__What the task asks__. Put each line of the material, starting at the line that contains "List UI elements" and ending at the line that contains "value-cell: ۰ bbox=[949, 664, 1047, 691]", into a JSON list of strings, one string per line, with blank lines left out.

__Supplied records__.
>> start

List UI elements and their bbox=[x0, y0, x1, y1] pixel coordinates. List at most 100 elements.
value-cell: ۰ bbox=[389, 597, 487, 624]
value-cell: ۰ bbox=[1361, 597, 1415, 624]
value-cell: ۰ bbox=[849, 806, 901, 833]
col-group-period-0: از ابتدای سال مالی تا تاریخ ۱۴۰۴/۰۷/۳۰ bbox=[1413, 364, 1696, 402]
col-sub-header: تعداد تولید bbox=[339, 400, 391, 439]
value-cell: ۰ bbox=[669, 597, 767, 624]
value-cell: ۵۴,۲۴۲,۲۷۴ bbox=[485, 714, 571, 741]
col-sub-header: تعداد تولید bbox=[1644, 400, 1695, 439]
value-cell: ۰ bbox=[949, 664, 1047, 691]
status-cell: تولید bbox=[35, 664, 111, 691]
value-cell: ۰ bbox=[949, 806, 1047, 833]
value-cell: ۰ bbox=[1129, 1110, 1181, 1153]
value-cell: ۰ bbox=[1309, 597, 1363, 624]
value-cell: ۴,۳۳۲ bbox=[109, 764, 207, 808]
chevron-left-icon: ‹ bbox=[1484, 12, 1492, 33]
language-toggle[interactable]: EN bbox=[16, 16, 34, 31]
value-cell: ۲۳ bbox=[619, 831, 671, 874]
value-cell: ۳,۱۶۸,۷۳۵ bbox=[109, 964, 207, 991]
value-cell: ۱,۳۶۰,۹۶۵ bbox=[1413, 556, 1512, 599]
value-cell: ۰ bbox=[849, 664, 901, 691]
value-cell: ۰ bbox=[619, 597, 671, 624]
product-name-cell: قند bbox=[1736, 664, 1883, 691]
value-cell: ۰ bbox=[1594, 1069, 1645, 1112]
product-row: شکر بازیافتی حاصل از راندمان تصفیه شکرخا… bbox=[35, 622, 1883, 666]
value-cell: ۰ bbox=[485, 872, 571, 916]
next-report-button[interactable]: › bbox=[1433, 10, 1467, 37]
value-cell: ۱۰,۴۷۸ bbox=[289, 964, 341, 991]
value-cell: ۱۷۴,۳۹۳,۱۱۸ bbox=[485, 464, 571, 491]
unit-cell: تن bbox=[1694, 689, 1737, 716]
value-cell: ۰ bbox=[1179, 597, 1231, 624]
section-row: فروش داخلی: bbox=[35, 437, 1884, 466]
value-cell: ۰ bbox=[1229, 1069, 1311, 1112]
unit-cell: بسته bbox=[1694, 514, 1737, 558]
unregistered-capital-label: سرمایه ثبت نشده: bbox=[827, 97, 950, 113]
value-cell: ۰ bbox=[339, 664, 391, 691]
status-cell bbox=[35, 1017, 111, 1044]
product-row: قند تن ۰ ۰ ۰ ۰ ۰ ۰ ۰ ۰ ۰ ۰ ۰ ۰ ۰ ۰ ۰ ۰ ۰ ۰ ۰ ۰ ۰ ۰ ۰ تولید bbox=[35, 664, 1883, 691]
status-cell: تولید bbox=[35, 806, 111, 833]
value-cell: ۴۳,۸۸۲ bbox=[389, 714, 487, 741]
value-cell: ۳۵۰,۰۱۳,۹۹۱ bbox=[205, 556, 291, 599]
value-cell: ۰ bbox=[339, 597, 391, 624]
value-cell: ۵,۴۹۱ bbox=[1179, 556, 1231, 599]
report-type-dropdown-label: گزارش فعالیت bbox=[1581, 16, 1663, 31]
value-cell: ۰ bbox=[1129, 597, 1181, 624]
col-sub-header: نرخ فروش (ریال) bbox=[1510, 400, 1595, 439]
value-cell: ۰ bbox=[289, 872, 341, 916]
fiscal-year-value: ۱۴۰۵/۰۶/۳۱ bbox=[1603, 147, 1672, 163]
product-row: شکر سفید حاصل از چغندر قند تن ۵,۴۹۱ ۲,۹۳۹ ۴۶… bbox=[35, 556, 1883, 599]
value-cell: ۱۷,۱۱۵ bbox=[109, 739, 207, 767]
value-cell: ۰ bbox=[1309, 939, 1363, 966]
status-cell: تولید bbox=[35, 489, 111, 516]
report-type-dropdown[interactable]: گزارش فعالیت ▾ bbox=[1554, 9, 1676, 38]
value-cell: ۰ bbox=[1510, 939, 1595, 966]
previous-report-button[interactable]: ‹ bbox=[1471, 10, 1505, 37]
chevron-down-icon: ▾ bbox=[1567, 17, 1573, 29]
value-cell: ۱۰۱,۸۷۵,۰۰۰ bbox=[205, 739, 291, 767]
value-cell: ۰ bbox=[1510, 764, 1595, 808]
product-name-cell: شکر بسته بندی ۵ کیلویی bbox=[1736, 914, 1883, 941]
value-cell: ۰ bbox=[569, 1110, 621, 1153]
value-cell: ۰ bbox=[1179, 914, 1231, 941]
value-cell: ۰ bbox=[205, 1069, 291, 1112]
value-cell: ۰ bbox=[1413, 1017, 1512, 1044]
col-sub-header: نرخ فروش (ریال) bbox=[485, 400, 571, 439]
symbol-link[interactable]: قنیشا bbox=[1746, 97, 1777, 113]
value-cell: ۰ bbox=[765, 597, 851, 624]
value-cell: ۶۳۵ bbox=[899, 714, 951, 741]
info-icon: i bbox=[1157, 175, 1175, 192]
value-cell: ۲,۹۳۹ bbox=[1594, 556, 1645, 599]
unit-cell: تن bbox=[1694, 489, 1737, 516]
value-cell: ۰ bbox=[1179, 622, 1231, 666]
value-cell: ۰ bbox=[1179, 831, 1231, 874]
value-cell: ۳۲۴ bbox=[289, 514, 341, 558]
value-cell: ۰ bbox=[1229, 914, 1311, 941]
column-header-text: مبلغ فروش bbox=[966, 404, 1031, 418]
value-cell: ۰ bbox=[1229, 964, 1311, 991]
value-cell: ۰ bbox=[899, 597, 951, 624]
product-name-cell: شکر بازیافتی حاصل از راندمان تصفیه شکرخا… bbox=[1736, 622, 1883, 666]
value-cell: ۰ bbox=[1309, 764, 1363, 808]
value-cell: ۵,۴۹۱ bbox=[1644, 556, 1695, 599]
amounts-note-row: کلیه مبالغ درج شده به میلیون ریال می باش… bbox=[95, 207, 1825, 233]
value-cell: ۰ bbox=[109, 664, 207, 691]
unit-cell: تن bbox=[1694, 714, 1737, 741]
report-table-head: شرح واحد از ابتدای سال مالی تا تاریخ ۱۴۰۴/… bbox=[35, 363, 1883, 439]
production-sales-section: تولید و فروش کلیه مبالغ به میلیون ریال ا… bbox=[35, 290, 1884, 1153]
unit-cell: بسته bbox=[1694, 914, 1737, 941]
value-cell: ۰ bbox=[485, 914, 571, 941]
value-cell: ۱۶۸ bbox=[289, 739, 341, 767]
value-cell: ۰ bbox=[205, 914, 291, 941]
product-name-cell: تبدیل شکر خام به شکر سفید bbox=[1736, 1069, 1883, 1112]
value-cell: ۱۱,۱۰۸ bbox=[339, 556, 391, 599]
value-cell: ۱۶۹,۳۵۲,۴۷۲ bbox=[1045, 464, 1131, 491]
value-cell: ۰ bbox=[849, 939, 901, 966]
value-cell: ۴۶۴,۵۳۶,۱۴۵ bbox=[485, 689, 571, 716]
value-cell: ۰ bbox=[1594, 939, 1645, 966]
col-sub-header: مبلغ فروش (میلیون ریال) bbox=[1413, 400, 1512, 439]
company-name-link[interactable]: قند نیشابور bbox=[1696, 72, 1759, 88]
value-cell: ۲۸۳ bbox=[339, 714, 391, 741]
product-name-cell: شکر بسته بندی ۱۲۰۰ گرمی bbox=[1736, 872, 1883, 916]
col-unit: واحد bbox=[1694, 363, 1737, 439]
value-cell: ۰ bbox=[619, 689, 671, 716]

>> end
>> start

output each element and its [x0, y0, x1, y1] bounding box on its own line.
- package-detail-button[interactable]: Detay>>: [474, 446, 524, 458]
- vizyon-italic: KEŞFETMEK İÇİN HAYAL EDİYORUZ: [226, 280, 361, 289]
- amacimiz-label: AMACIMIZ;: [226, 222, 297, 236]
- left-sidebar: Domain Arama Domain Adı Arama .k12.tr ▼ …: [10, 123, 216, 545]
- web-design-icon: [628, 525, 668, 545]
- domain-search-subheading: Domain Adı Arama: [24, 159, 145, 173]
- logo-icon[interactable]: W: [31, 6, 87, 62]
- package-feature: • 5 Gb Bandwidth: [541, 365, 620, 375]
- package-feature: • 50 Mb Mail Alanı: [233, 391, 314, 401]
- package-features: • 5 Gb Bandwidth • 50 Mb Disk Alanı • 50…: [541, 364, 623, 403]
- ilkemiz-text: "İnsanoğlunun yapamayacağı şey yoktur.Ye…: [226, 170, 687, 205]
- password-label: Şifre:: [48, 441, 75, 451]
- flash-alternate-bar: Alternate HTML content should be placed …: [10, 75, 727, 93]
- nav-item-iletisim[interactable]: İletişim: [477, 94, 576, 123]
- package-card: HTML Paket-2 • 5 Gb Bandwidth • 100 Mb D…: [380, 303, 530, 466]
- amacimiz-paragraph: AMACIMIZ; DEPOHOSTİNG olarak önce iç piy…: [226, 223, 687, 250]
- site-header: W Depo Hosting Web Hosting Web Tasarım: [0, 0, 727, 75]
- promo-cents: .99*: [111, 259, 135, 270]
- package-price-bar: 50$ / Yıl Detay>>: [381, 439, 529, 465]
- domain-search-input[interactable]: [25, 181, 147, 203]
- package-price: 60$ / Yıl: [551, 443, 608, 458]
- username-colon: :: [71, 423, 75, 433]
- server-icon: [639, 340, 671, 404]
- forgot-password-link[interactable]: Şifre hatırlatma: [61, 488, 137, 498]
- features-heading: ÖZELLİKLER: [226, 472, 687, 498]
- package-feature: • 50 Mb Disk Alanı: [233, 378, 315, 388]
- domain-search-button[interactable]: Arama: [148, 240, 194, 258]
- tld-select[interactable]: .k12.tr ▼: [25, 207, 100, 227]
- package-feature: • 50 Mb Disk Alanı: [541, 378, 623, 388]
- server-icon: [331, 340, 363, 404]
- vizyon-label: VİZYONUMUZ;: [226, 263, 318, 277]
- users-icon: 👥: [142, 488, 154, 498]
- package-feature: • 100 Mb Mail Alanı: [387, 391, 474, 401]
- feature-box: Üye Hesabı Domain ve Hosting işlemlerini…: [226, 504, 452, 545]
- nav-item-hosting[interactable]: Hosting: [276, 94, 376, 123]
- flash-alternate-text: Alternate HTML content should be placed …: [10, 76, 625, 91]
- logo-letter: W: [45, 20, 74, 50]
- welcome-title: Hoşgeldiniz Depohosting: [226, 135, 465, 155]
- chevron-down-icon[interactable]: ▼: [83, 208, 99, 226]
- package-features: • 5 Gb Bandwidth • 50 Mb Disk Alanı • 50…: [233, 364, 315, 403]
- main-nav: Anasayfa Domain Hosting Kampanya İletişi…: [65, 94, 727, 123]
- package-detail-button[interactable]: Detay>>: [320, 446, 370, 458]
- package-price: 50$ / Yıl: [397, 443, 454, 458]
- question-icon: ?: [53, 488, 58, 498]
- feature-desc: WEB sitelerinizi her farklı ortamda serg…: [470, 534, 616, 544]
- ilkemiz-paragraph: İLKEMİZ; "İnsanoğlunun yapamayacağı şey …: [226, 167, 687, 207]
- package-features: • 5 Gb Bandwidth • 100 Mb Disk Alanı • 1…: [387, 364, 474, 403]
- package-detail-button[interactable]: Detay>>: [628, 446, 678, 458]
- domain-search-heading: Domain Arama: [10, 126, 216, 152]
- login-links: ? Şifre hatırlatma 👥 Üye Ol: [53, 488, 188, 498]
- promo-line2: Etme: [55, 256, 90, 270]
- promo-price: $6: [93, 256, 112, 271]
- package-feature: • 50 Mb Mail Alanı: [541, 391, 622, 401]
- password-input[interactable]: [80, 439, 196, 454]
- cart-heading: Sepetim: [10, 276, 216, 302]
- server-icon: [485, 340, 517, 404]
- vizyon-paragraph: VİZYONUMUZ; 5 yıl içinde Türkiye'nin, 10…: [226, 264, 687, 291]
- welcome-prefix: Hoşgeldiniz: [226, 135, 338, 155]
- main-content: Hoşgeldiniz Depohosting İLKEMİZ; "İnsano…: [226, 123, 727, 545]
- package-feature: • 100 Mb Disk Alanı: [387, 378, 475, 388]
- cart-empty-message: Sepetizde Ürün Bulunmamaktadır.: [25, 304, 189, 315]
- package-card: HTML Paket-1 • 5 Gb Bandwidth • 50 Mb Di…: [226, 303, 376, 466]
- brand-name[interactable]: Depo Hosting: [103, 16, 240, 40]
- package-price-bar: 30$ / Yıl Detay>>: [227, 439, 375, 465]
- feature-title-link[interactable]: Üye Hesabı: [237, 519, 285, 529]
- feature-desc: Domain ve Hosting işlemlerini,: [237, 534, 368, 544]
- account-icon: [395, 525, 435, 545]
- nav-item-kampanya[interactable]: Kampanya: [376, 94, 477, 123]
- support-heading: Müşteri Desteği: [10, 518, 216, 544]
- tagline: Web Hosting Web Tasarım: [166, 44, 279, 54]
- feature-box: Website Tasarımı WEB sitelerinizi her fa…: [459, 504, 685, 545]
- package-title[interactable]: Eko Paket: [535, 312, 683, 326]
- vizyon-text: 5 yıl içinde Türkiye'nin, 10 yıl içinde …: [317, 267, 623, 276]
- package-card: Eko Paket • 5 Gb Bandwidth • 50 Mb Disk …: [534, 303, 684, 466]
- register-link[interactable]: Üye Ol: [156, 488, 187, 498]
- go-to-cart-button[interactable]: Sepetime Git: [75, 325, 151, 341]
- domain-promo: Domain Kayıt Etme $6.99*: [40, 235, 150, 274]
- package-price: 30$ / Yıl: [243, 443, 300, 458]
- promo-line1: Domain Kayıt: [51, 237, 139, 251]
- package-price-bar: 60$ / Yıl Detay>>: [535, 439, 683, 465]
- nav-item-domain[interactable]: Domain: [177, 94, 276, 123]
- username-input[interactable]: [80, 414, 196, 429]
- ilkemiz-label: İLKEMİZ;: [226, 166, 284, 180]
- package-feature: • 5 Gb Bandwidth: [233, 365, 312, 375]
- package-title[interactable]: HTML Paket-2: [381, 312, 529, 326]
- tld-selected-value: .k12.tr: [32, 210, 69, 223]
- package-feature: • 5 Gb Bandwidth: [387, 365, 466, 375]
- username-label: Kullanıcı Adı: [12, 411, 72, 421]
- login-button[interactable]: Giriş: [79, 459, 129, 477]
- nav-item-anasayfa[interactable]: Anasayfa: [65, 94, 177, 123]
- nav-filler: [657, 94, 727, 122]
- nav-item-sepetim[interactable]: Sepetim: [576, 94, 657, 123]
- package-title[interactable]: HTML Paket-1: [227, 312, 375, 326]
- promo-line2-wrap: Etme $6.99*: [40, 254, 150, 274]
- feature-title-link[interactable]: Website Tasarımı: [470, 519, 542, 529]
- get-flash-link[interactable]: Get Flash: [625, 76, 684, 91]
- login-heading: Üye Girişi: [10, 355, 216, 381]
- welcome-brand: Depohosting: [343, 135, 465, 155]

>> end

__Task answer__.
[
  "List UI elements and their bbox=[x0, y0, x1, y1] pixel coordinates. List at most 100 elements.",
  "value-cell: ۰ bbox=[389, 597, 487, 624]",
  "value-cell: ۰ bbox=[1361, 597, 1415, 624]",
  "value-cell: ۰ bbox=[849, 806, 901, 833]",
  "col-group-period-0: از ابتدای سال مالی تا تاریخ ۱۴۰۴/۰۷/۳۰ bbox=[1413, 364, 1696, 402]",
  "col-sub-header: تعداد تولید bbox=[339, 400, 391, 439]",
  "value-cell: ۰ bbox=[669, 597, 767, 624]",
  "value-cell: ۵۴,۲۴۲,۲۷۴ bbox=[485, 714, 571, 741]",
  "col-sub-header: تعداد تولید bbox=[1644, 400, 1695, 439]",
  "value-cell: ۰ bbox=[949, 664, 1047, 691]"
]